**Given task**
Every record must be written out once more, with nothing added or omitted.

--- start Entries provided ---

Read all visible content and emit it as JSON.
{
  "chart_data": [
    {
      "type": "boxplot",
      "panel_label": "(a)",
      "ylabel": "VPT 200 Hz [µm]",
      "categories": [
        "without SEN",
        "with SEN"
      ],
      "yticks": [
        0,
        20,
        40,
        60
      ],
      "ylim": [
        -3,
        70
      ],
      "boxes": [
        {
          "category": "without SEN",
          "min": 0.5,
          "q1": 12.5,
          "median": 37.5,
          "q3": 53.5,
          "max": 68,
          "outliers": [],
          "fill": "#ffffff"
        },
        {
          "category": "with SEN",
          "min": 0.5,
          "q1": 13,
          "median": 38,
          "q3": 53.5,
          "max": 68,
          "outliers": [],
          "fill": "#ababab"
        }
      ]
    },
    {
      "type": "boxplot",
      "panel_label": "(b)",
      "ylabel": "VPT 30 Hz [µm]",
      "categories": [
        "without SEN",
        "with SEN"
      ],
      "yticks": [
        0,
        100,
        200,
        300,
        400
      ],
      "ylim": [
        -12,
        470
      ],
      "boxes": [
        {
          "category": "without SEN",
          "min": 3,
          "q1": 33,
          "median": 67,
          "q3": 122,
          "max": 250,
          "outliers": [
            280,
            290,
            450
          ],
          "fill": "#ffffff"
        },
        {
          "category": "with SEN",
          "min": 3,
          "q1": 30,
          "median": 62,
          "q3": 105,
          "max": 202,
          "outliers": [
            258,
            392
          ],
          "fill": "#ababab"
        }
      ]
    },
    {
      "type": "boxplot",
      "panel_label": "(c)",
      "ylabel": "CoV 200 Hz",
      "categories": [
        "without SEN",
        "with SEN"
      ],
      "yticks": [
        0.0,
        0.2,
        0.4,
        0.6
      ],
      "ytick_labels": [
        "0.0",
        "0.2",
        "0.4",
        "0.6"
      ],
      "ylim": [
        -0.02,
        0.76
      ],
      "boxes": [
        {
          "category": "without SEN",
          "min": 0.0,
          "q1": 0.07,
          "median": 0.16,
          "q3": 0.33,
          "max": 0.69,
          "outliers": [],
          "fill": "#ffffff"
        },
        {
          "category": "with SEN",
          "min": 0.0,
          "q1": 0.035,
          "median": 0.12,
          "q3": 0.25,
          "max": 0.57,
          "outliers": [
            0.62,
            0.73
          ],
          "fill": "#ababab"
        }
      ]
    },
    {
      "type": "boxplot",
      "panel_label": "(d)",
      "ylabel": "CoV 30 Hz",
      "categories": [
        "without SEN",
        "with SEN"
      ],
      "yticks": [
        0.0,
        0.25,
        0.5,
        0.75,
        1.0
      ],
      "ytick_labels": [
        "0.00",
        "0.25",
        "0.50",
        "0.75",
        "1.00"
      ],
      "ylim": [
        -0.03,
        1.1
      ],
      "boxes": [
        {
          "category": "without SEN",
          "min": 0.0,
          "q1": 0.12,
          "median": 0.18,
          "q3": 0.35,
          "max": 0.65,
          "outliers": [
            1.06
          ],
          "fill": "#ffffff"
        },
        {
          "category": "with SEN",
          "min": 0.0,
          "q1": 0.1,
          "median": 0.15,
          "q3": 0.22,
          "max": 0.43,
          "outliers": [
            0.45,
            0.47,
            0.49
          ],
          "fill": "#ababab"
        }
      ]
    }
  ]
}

--- end Entries provided ---

**Full response**
Read all visible content and emit it as JSON.
{
  "chart_data": [
    {
      "type": "boxplot",
      "panel_label": "(a)",
      "ylabel": "VPT 200 Hz [µm]",
      "categories": [
        "without SEN",
        "with SEN"
      ],
      "yticks": [
        0,
        20,
        40,
        60
      ],
      "ylim": [
        -3,
        70
      ],
      "boxes": [
        {
          "category": "without SEN",
          "min": 0.5,
          "q1": 12.5,
          "median": 37.5,
          "q3": 53.5,
          "max": 68,
          "outliers": [],
          "fill": "#ffffff"
        },
        {
          "category": "with SEN",
          "min": 0.5,
          "q1": 13,
          "median": 38,
          "q3": 53.5,
          "max": 68,
          "outliers": [],
          "fill": "#ababab"
        }
      ]
    },
    {
      "type": "boxplot",
      "panel_label": "(b)",
      "ylabel": "VPT 30 Hz [µm]",
      "categories": [
        "without SEN",
        "with SEN"
      ],
      "yticks": [
        0,
        100,
        200,
        300,
        400
      ],
      "ylim": [
        -12,
        470
      ],
      "boxes": [
        {
          "category": "without SEN",
          "min": 3,
          "q1": 33,
          "median": 67,
          "q3": 122,
          "max": 250,
          "outliers": [
            280,
            290,
            450
          ],
          "fill": "#ffffff"
        },
        {
          "category": "with SEN",
          "min": 3,
          "q1": 30,
          "median": 62,
          "q3": 105,
          "max": 202,
          "outliers": [
            258,
            392
          ],
          "fill": "#ababab"
        }
      ]
    },
    {
      "type": "boxplot",
      "panel_label": "(c)",
      "ylabel": "CoV 200 Hz",
      "categories": [
        "without SEN",
        "with SEN"
      ],
      "yticks": [
        0.0,
        0.2,
        0.4,
        0.6
      ],
      "ytick_labels": [
        "0.0",
        "0.2",
        "0.4",
        "0.6"
      ],
      "ylim": [
        -0.02,
        0.76
      ],
      "boxes": [
        {
          "category": "without SEN",
          "min": 0.0,
          "q1": 0.07,
          "median": 0.16,
          "q3": 0.33,
          "max": 0.69,
          "outliers": [],
          "fill": "#ffffff"
        },
        {
          "category": "with SEN",
          "min": 0.0,
          "q1": 0.035,
          "median": 0.12,
          "q3": 0.25,
          "max": 0.57,
          "outliers": [
            0.62,
            0.73
          ],
          "fill": "#ababab"
        }
      ]
    },
    {
      "type": "boxplot",
      "panel_label": "(d)",
      "ylabel": "CoV 30 Hz",
      "categories": [
        "without SEN",
        "with SEN"
      ],
      "yticks": [
        0.0,
        0.25,
        0.5,
        0.75,
        1.0
      ],
      "ytick_labels": [
        "0.00",
        "0.25",
        "0.50",
        "0.75",
        "1.00"
      ],
      "ylim": [
        -0.03,
        1.1
      ],
      "boxes": [
        {
          "category": "without SEN",
          "min": 0.0,
          "q1": 0.12,
          "median": 0.18,
          "q3": 0.35,
          "max": 0.65,
          "outliers": [
            1.06
          ],
          "fill": "#ffffff"
        },
        {
          "category": "with SEN",
          "min": 0.0,
          "q1": 0.1,
          "median": 0.15,
          "q3": 0.22,
          "max": 0.43,
          "outliers": [
            0.45,
            0.47,
            0.49
          ],
          "fill": "#ababab"
        }
      ]
    }
  ]
}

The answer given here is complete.